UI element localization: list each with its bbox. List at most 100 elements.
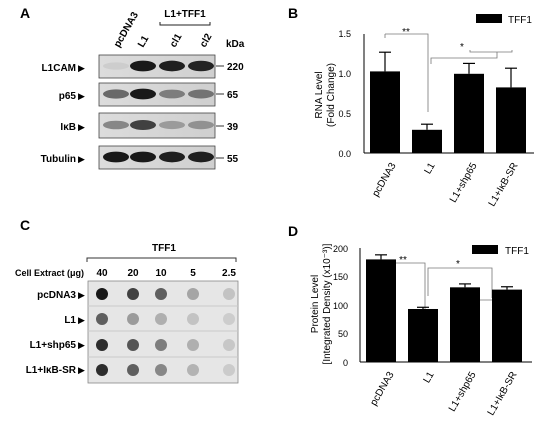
blot-band (103, 151, 129, 163)
blot-band (159, 120, 185, 130)
y-tick-label-b: 1.5 (338, 29, 351, 39)
row-label-tubulin: Tubulin (41, 154, 76, 165)
significance-label-d-2: * (456, 259, 460, 270)
arrow-icon: ▶ (78, 315, 85, 325)
dot-blot-dot (155, 313, 167, 325)
dot-blot-dot (96, 364, 108, 376)
lane-label-l1: L1 (136, 34, 152, 50)
blot-band (130, 151, 156, 163)
legend-swatch-d (472, 245, 498, 254)
blot-box-l1cam (98, 54, 216, 79)
blot-band (188, 60, 214, 72)
amount-label: 2.5 (222, 268, 236, 279)
dot-blot-dot (127, 288, 139, 300)
kda-value-p65: 65 (227, 90, 239, 101)
y-tick-label-d: 150 (333, 272, 348, 282)
dot-blot-title: TFF1 (152, 243, 176, 254)
x-tick-label-b-l1-ikb-sr: L1+IκB-SR (487, 161, 521, 209)
bar-chart-b (370, 51, 526, 153)
bar (412, 129, 442, 153)
row-label-ikb: IκB (60, 122, 76, 133)
cell-extract-label: Cell Extract (μg) (15, 268, 84, 278)
y-tick-label-d: 0 (343, 358, 348, 368)
arrow-icon: ▶ (78, 91, 85, 101)
y-tick-label-b: 0.5 (338, 109, 351, 119)
significance-label-b-2: * (460, 42, 464, 53)
group-label-l1-tff1: L1+TFF1 (164, 9, 206, 20)
panel-a: A pcDNA3 L1 cl1 cl2 L1+TFF1 kDa L1CAM ▶ … (20, 5, 245, 170)
dot-row-label-l1-ikb-sr: L1+IκB-SR (26, 365, 77, 376)
blot-band (188, 120, 214, 130)
blot-band (103, 120, 129, 130)
amount-label: 40 (96, 268, 108, 279)
dot-blot-dot (96, 313, 108, 325)
bar (454, 73, 484, 153)
panel-letter-a: A (20, 5, 30, 21)
amount-label: 10 (155, 268, 167, 279)
lane-label-cl1: cl1 (168, 32, 185, 50)
panel-letter-d: D (288, 223, 298, 239)
y-tick-label-d: 200 (333, 244, 348, 254)
panel-d: D TFF1 Protein Level [Integrated Density… (288, 223, 532, 418)
kda-header: kDa (226, 39, 245, 50)
bar (408, 308, 438, 362)
y-axis-label-d-line2: [Integrated Density (x10⁻³)] (322, 243, 333, 364)
dot-blot-dot (223, 364, 235, 376)
legend-label-d: TFF1 (505, 246, 529, 257)
arrow-icon: ▶ (78, 63, 85, 73)
legend-swatch-b (476, 14, 502, 23)
lane-label-cl2: cl2 (198, 32, 215, 50)
arrow-icon: ▶ (78, 340, 85, 350)
arrow-icon: ▶ (78, 365, 85, 375)
dot-blot-dot (223, 339, 235, 351)
amount-label: 20 (127, 268, 139, 279)
arrow-icon: ▶ (78, 122, 85, 132)
row-label-l1cam: L1CAM (42, 63, 76, 74)
row-label-p65: p65 (59, 91, 77, 102)
panel-c: C TFF1 Cell Extract (μg) 40 20 10 5 2.5 … (15, 217, 239, 384)
blot-band (103, 62, 129, 70)
dot-row-label-l1-shp65: L1+shp65 (30, 340, 77, 351)
bar (492, 289, 522, 362)
bar (366, 259, 396, 362)
blot-bands (103, 60, 214, 163)
y-tick-label-d: 100 (333, 301, 348, 311)
y-tick-label-d: 50 (338, 329, 348, 339)
dot-blot-dot (187, 339, 199, 351)
arrow-icon: ▶ (78, 290, 85, 300)
significance-bracket-b-2 (430, 50, 513, 64)
dot-blot-dot (187, 364, 199, 376)
significance-label-d-1: ** (399, 255, 407, 266)
panel-letter-c: C (20, 217, 30, 233)
panel-letter-b: B (288, 5, 298, 21)
dot-row-label-l1: L1 (64, 315, 76, 326)
y-axis-label-d-line1: Protein Level (310, 275, 321, 333)
dot-blot-bracket (86, 257, 237, 262)
x-tick-label-b-l1: L1 (423, 161, 438, 177)
blot-box-p65 (98, 82, 216, 107)
x-tick-label-d-l1-shp65: L1+shp65 (447, 370, 479, 414)
bar (496, 87, 526, 153)
dot-blot-dot (155, 364, 167, 376)
bar (450, 287, 480, 362)
dot-blot-dot (155, 339, 167, 351)
blot-box-tubulin (98, 145, 216, 170)
amount-label: 5 (190, 268, 196, 279)
dot-blot-dot (187, 313, 199, 325)
bar-chart-d (366, 254, 522, 362)
blot-band (188, 151, 214, 163)
dot-blot-dot (127, 364, 139, 376)
bar (370, 71, 400, 153)
blot-band (188, 89, 214, 99)
blot-band (130, 60, 156, 72)
y-axis-label-b-line2: (Fold Change) (326, 63, 337, 127)
dot-blot-dot (96, 288, 108, 300)
x-tick-label-b-pcdna3: pcDNA3 (370, 161, 398, 199)
legend-label-b: TFF1 (508, 15, 532, 26)
blot-band (159, 151, 185, 163)
y-tick-label-b: 0.0 (338, 149, 351, 159)
x-tick-label-b-l1-shp65: L1+shp65 (448, 161, 480, 205)
y-axis-label-b-line1: RNA Level (314, 71, 325, 118)
x-tick-label-d-l1-ikb-sr: L1+IκB-SR (486, 370, 520, 418)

-.-.-

EXERCISE: Leaving out every picture, repeat the records above exactly as they stand.

RESULT OF THE EXERCISE:
UI element localization: list each with its bbox. List at most 100 elements.
blot-band (103, 151, 129, 163)
blot-band (159, 120, 185, 130)
y-tick-label-b: 1.5 (338, 29, 351, 39)
row-label-tubulin: Tubulin (41, 154, 76, 165)
significance-label-d-2: * (456, 259, 460, 270)
arrow-icon: ▶ (78, 315, 85, 325)
dot-blot-dot (155, 313, 167, 325)
dot-blot-dot (96, 364, 108, 376)
lane-label-l1: L1 (136, 34, 152, 50)
blot-band (130, 151, 156, 163)
legend-swatch-d (472, 245, 498, 254)
blot-box-l1cam (98, 54, 216, 79)
blot-band (188, 60, 214, 72)
amount-label: 2.5 (222, 268, 236, 279)
dot-blot-dot (127, 288, 139, 300)
kda-value-p65: 65 (227, 90, 239, 101)
y-tick-label-d: 150 (333, 272, 348, 282)
dot-blot-title: TFF1 (152, 243, 176, 254)
x-tick-label-b-l1-ikb-sr: L1+IκB-SR (487, 161, 521, 209)
bar-chart-b (370, 51, 526, 153)
bar (412, 129, 442, 153)
row-label-ikb: IκB (60, 122, 76, 133)
cell-extract-label: Cell Extract (μg) (15, 268, 84, 278)
y-tick-label-d: 0 (343, 358, 348, 368)
arrow-icon: ▶ (78, 91, 85, 101)
y-tick-label-b: 0.5 (338, 109, 351, 119)
significance-label-b-2: * (460, 42, 464, 53)
group-label-l1-tff1: L1+TFF1 (164, 9, 206, 20)
panel-a: A pcDNA3 L1 cl1 cl2 L1+TFF1 kDa L1CAM ▶ … (20, 5, 245, 170)
dot-row-label-l1-ikb-sr: L1+IκB-SR (26, 365, 77, 376)
blot-band (188, 120, 214, 130)
blot-band (103, 120, 129, 130)
amount-label: 40 (96, 268, 108, 279)
dot-blot-dot (96, 313, 108, 325)
bar (454, 73, 484, 153)
panel-letter-a: A (20, 5, 30, 21)
amount-label: 10 (155, 268, 167, 279)
lane-label-cl1: cl1 (168, 32, 185, 50)
panel-letter-d: D (288, 223, 298, 239)
y-tick-label-d: 200 (333, 244, 348, 254)
panel-d: D TFF1 Protein Level [Integrated Density… (288, 223, 532, 418)
kda-header: kDa (226, 39, 245, 50)
bar (408, 308, 438, 362)
y-axis-label-d-line2: [Integrated Density (x10⁻³)] (322, 243, 333, 364)
dot-blot-dot (223, 364, 235, 376)
legend-label-d: TFF1 (505, 246, 529, 257)
arrow-icon: ▶ (78, 63, 85, 73)
legend-swatch-b (476, 14, 502, 23)
lane-label-cl2: cl2 (198, 32, 215, 50)
arrow-icon: ▶ (78, 340, 85, 350)
arrow-icon: ▶ (78, 365, 85, 375)
dot-blot-dot (223, 339, 235, 351)
amount-label: 20 (127, 268, 139, 279)
arrow-icon: ▶ (78, 122, 85, 132)
row-label-l1cam: L1CAM (42, 63, 76, 74)
row-label-p65: p65 (59, 91, 77, 102)
panel-c: C TFF1 Cell Extract (μg) 40 20 10 5 2.5 … (15, 217, 239, 384)
blot-band (103, 62, 129, 70)
dot-row-label-l1-shp65: L1+shp65 (30, 340, 77, 351)
bar (492, 289, 522, 362)
bar (366, 259, 396, 362)
blot-bands (103, 60, 214, 163)
y-tick-label-d: 100 (333, 301, 348, 311)
y-tick-label-d: 50 (338, 329, 348, 339)
dot-blot-dot (187, 339, 199, 351)
arrow-icon: ▶ (78, 290, 85, 300)
significance-bracket-b-2 (430, 50, 513, 64)
dot-blot-dot (187, 364, 199, 376)
significance-label-d-1: ** (399, 255, 407, 266)
panel-letter-c: C (20, 217, 30, 233)
panel-letter-b: B (288, 5, 298, 21)
dot-row-label-l1: L1 (64, 315, 76, 326)
y-axis-label-d-line1: Protein Level (310, 275, 321, 333)
dot-blot-bracket (86, 257, 237, 262)
x-tick-label-b-l1: L1 (423, 161, 438, 177)
blot-box-p65 (98, 82, 216, 107)
x-tick-label-d-l1-shp65: L1+shp65 (447, 370, 479, 414)
bar (496, 87, 526, 153)
dot-blot-dot (155, 364, 167, 376)
bar (450, 287, 480, 362)
dot-blot-dot (155, 339, 167, 351)
blot-box-tubulin (98, 145, 216, 170)
amount-label: 5 (190, 268, 196, 279)
dot-blot-dot (187, 313, 199, 325)
bar-chart-d (366, 254, 522, 362)
blot-band (188, 151, 214, 163)
dot-blot-dot (127, 364, 139, 376)
bar (370, 71, 400, 153)
blot-band (188, 89, 214, 99)
blot-band (130, 60, 156, 72)
y-axis-label-b-line2: (Fold Change) (326, 63, 337, 127)
dot-blot-dot (96, 288, 108, 300)
x-tick-label-b-pcdna3: pcDNA3 (370, 161, 398, 199)
legend-label-b: TFF1 (508, 15, 532, 26)
blot-band (159, 151, 185, 163)
y-tick-label-b: 0.0 (338, 149, 351, 159)
x-tick-label-b-l1-shp65: L1+shp65 (448, 161, 480, 205)
y-axis-label-b-line1: RNA Level (314, 71, 325, 118)
x-tick-label-d-l1-ikb-sr: L1+IκB-SR (486, 370, 520, 418)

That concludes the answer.